__What you will do__
Every record that follows should be written out word for word; the pictures stay out.

__Data extracts__
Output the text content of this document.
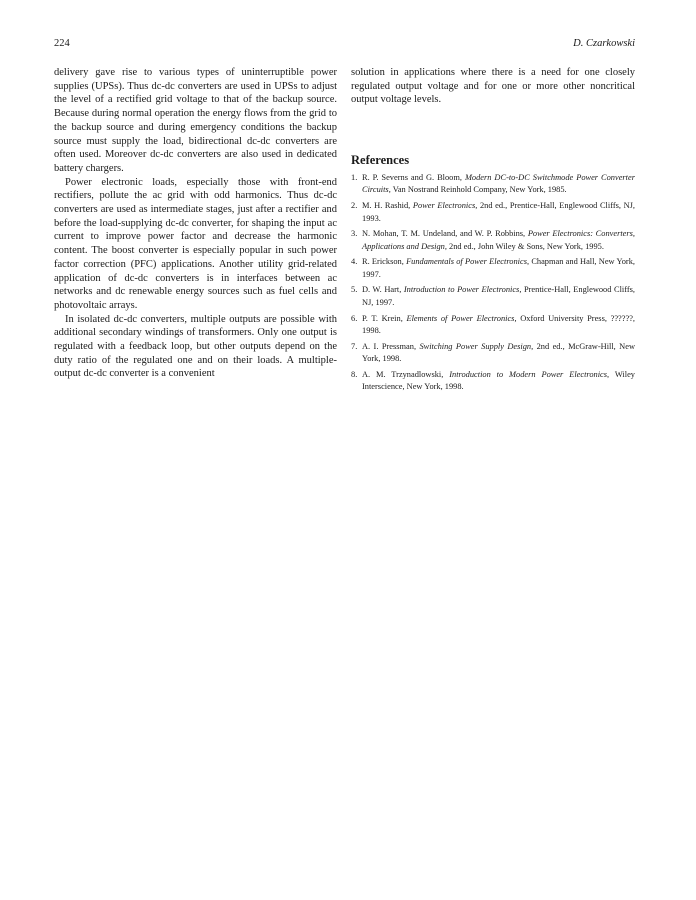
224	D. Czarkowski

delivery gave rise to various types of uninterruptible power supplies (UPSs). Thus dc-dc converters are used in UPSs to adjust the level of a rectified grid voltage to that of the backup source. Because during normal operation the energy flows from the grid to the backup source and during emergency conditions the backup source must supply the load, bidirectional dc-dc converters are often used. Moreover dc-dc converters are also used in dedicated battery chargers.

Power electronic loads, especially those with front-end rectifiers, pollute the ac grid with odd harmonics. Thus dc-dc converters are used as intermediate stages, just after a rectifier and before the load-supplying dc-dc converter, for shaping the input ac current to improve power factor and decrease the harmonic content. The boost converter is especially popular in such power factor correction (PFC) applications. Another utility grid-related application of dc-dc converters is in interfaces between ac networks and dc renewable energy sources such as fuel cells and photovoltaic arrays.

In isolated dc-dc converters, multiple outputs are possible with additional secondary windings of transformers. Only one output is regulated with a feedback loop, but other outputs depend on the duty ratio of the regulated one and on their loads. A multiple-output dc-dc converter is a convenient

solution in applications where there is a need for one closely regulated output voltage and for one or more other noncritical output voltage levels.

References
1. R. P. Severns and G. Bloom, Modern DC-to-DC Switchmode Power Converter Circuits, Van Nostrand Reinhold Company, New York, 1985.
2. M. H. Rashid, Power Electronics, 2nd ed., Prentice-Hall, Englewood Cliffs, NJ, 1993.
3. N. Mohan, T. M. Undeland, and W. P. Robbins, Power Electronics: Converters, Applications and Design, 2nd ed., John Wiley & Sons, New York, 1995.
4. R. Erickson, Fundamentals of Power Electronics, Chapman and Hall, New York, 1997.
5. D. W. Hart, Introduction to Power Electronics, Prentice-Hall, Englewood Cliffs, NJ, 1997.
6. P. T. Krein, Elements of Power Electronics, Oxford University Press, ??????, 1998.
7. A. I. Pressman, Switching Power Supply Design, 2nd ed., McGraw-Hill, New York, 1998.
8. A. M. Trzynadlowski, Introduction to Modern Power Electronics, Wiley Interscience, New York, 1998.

__Solution to the problem__
Output the text content of this document.
224	D. Czarkowski

delivery gave rise to various types of uninterruptible power supplies (UPSs). Thus dc-dc converters are used in UPSs to adjust the level of a rectified grid voltage to that of the backup source. Because during normal operation the energy flows from the grid to the backup source and during emergency conditions the backup source must supply the load, bidirectional dc-dc converters are often used. Moreover dc-dc converters are also used in dedicated battery chargers.

Power electronic loads, especially those with front-end rectifiers, pollute the ac grid with odd harmonics. Thus dc-dc converters are used as intermediate stages, just after a rectifier and before the load-supplying dc-dc converter, for shaping the input ac current to improve power factor and decrease the harmonic content. The boost converter is especially popular in such power factor correction (PFC) applications. Another utility grid-related application of dc-dc converters is in interfaces between ac networks and dc renewable energy sources such as fuel cells and photovoltaic arrays.

In isolated dc-dc converters, multiple outputs are possible with additional secondary windings of transformers. Only one output is regulated with a feedback loop, but other outputs depend on the duty ratio of the regulated one and on their loads. A multiple-output dc-dc converter is a convenient

solution in applications where there is a need for one closely regulated output voltage and for one or more other noncritical output voltage levels.

References
1. R. P. Severns and G. Bloom, Modern DC-to-DC Switchmode Power Converter Circuits, Van Nostrand Reinhold Company, New York, 1985.
2. M. H. Rashid, Power Electronics, 2nd ed., Prentice-Hall, Englewood Cliffs, NJ, 1993.
3. N. Mohan, T. M. Undeland, and W. P. Robbins, Power Electronics: Converters, Applications and Design, 2nd ed., John Wiley & Sons, New York, 1995.
4. R. Erickson, Fundamentals of Power Electronics, Chapman and Hall, New York, 1997.
5. D. W. Hart, Introduction to Power Electronics, Prentice-Hall, Englewood Cliffs, NJ, 1997.
6. P. T. Krein, Elements of Power Electronics, Oxford University Press, ??????, 1998.
7. A. I. Pressman, Switching Power Supply Design, 2nd ed., McGraw-Hill, New York, 1998.
8. A. M. Trzynadlowski, Introduction to Modern Power Electronics, Wiley Interscience, New York, 1998.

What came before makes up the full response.